- SET EXERCISE: Gather from the listing below each line that includes the word "right", and copy it.
▬▬▬▬▬▬▬▬▬▬
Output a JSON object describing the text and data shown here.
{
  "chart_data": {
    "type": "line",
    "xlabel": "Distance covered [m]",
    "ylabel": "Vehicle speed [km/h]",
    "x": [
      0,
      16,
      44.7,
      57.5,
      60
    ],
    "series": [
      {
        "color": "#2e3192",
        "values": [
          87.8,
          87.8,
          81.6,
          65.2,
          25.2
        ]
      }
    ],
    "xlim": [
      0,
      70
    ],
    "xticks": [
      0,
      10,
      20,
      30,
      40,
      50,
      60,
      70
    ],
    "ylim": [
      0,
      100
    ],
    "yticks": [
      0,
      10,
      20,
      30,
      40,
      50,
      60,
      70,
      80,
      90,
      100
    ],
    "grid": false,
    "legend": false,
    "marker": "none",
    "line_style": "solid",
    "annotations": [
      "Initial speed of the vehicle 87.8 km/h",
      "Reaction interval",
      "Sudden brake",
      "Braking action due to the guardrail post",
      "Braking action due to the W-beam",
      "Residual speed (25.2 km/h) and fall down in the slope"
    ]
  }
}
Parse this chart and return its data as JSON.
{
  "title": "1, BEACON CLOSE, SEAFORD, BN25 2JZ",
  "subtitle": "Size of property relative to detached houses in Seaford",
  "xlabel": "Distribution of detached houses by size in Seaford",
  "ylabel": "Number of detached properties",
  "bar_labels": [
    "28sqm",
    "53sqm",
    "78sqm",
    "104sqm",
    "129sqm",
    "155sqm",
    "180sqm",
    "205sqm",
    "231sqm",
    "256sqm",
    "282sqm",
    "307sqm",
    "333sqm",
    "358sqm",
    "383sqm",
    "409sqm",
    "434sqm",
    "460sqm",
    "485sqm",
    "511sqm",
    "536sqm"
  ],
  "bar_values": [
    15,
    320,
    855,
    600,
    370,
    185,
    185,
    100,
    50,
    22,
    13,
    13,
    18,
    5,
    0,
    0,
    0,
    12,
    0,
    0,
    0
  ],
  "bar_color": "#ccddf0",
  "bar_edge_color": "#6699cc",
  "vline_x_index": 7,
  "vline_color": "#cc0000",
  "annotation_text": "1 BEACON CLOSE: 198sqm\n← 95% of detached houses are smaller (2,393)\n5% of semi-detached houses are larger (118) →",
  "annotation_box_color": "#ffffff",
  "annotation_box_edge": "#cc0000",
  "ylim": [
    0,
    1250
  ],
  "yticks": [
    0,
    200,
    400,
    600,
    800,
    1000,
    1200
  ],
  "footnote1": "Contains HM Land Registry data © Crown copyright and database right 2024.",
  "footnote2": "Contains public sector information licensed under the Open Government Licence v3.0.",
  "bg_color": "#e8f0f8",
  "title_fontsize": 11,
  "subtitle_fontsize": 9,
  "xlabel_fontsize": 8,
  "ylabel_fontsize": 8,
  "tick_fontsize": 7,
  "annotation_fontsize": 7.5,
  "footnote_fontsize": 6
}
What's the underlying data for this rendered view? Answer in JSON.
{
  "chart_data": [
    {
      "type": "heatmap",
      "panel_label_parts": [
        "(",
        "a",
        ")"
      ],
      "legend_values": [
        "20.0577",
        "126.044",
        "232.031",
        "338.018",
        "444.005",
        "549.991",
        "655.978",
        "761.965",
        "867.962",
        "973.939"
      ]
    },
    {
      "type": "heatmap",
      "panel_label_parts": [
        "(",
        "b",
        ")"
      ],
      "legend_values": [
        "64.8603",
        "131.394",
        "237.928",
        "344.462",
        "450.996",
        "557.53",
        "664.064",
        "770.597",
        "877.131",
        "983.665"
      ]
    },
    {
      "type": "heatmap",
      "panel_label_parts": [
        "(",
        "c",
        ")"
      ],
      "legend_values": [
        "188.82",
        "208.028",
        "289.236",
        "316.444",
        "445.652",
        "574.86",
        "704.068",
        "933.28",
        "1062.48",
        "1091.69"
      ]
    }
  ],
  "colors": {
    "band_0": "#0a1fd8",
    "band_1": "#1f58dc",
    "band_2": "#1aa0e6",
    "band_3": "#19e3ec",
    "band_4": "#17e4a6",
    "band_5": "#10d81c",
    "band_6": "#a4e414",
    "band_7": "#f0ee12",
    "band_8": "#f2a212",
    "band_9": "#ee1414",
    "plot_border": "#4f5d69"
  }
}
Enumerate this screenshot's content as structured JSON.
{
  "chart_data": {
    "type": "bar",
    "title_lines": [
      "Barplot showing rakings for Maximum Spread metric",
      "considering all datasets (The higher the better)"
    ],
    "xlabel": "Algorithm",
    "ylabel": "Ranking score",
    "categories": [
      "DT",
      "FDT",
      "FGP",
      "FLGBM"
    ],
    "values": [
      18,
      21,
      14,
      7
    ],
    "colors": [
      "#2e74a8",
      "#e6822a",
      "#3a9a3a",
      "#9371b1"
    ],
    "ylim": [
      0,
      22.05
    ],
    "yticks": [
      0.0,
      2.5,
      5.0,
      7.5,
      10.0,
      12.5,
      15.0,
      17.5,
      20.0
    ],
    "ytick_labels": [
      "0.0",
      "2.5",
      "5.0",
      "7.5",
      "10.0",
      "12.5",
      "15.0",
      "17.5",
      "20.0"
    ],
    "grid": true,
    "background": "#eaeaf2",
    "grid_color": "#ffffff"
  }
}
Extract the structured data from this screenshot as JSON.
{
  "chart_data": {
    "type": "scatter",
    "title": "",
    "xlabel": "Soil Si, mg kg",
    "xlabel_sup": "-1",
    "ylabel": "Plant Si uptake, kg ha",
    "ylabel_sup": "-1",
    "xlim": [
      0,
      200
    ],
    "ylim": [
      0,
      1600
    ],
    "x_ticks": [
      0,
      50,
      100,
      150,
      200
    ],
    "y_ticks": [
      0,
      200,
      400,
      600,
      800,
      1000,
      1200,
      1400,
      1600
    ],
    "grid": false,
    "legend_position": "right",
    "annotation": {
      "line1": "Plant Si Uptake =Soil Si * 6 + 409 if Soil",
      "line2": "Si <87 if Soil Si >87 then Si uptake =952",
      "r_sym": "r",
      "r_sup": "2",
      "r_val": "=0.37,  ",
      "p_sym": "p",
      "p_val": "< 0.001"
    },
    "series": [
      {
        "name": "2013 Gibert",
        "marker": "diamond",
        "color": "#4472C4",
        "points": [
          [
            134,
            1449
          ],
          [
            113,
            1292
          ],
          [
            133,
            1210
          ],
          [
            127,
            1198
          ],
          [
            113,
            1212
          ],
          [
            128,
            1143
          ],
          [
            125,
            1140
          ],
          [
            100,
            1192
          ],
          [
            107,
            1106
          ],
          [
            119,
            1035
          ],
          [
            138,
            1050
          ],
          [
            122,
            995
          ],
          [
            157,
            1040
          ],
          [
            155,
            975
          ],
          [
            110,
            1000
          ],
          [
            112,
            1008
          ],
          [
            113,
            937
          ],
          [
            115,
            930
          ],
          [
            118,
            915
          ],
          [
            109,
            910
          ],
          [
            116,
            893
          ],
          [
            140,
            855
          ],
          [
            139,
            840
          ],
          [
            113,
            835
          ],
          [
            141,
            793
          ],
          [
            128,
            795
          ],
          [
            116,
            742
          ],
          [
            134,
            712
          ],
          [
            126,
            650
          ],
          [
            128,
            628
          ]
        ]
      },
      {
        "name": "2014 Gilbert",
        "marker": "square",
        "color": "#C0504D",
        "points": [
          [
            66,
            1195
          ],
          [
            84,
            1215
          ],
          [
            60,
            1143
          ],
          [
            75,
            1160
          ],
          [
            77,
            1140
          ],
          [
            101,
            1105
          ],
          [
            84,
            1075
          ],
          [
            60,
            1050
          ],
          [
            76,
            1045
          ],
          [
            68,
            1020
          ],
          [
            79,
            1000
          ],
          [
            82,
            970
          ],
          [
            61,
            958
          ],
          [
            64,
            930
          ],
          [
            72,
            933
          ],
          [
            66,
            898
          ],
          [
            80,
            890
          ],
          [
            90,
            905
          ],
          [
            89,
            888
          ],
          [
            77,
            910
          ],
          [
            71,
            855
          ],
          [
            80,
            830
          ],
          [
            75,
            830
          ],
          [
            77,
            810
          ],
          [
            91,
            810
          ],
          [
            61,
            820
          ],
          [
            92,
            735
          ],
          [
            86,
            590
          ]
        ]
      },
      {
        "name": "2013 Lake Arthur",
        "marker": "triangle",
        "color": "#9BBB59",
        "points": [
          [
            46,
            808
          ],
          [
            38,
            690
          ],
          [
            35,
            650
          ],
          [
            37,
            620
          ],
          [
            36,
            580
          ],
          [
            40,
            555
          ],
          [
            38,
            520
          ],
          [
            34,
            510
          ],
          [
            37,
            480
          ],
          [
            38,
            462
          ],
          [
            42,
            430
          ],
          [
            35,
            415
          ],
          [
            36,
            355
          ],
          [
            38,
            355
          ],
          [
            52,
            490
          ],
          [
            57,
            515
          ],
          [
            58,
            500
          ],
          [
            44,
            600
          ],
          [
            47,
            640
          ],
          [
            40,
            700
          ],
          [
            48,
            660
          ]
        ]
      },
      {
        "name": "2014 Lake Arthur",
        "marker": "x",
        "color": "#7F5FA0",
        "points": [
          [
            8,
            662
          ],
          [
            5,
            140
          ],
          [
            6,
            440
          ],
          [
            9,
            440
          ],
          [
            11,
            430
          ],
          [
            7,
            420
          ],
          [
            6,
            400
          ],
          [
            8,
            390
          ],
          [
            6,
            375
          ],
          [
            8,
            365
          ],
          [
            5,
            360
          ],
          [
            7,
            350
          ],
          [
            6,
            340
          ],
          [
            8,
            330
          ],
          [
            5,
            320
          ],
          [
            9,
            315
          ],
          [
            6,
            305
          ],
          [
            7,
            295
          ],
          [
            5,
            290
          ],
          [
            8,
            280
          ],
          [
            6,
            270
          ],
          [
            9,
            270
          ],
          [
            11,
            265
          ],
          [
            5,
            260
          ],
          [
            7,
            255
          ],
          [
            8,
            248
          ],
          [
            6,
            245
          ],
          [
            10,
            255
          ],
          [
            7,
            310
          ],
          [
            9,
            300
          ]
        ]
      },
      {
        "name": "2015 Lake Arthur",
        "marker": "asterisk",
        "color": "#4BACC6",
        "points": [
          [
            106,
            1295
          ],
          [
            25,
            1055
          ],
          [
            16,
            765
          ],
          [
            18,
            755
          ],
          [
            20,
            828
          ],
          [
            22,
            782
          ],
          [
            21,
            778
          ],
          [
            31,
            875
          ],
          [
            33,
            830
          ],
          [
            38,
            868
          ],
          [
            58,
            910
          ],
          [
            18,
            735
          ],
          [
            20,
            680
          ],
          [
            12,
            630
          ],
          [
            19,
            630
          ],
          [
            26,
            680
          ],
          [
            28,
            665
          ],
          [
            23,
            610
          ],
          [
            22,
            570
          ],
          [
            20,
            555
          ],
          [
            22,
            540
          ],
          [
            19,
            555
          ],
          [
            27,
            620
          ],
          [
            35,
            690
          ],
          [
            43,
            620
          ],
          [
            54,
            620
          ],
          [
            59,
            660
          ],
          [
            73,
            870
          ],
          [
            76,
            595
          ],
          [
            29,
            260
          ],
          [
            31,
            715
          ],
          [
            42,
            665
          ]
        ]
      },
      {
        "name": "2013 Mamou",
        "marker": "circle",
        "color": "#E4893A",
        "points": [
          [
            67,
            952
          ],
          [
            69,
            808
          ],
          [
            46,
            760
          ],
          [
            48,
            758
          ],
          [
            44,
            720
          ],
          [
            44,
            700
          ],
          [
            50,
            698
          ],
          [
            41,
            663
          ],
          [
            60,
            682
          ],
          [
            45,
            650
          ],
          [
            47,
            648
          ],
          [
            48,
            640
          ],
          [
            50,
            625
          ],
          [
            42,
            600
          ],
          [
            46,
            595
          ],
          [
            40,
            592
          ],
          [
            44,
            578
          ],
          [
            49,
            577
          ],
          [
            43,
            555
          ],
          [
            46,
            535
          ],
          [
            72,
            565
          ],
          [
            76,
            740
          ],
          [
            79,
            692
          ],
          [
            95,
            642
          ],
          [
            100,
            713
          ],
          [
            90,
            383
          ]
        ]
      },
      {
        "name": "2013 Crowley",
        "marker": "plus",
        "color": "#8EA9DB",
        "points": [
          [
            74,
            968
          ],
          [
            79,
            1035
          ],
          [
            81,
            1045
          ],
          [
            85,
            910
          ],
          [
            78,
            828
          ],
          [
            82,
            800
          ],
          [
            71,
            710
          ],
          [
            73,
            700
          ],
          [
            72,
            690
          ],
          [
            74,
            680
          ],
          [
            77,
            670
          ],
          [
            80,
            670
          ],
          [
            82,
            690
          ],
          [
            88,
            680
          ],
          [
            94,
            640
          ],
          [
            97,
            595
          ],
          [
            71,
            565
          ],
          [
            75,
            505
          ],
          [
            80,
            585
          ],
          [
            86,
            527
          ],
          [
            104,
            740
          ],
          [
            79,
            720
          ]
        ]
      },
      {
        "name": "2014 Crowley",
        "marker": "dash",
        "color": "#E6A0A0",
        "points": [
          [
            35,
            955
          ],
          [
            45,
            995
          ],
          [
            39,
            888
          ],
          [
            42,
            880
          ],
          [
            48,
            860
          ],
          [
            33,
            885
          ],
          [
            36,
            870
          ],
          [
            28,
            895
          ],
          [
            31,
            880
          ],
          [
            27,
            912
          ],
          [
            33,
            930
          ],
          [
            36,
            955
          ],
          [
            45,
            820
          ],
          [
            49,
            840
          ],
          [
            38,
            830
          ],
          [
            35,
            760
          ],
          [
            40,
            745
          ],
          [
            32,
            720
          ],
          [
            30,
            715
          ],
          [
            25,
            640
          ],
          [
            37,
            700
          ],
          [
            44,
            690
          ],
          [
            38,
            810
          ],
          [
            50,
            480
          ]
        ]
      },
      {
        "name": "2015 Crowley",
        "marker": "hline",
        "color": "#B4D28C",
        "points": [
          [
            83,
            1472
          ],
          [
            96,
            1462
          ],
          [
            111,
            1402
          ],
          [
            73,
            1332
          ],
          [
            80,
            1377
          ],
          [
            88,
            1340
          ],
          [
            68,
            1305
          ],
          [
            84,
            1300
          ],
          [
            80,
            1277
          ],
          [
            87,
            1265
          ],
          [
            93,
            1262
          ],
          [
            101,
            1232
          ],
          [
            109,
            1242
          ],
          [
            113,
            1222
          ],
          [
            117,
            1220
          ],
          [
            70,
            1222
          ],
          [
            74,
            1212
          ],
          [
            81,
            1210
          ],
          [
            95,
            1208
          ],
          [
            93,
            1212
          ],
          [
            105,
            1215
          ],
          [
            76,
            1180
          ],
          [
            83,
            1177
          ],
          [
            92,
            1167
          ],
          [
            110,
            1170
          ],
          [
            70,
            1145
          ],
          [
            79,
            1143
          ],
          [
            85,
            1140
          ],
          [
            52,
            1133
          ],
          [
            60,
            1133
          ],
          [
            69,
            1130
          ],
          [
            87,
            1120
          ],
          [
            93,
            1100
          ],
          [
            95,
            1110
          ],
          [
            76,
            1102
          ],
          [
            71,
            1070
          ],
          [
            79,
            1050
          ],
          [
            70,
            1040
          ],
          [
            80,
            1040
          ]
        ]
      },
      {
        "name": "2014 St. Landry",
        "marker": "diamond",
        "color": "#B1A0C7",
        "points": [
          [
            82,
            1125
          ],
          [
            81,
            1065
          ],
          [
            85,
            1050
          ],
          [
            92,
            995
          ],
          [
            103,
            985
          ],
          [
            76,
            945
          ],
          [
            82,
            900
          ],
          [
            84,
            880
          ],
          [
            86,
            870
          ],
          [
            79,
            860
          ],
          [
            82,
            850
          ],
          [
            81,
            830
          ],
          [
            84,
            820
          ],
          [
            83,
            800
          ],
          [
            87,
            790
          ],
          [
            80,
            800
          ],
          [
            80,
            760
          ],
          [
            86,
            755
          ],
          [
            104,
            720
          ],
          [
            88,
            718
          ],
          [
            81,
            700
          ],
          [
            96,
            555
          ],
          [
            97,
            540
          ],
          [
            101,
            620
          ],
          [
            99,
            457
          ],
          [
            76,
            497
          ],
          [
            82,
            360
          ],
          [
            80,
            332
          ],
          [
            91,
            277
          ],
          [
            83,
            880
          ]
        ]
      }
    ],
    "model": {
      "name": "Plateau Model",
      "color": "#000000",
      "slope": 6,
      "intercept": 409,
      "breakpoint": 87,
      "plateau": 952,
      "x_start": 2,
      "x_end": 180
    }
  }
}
▬▬▬▬▬▬▬▬▬▬
- SOLUTION TO THIS EXERCISE:
  "footnote1": "Contains HM Land Registry data © Crown copyright and database right 2024.",
    "legend_position": "right",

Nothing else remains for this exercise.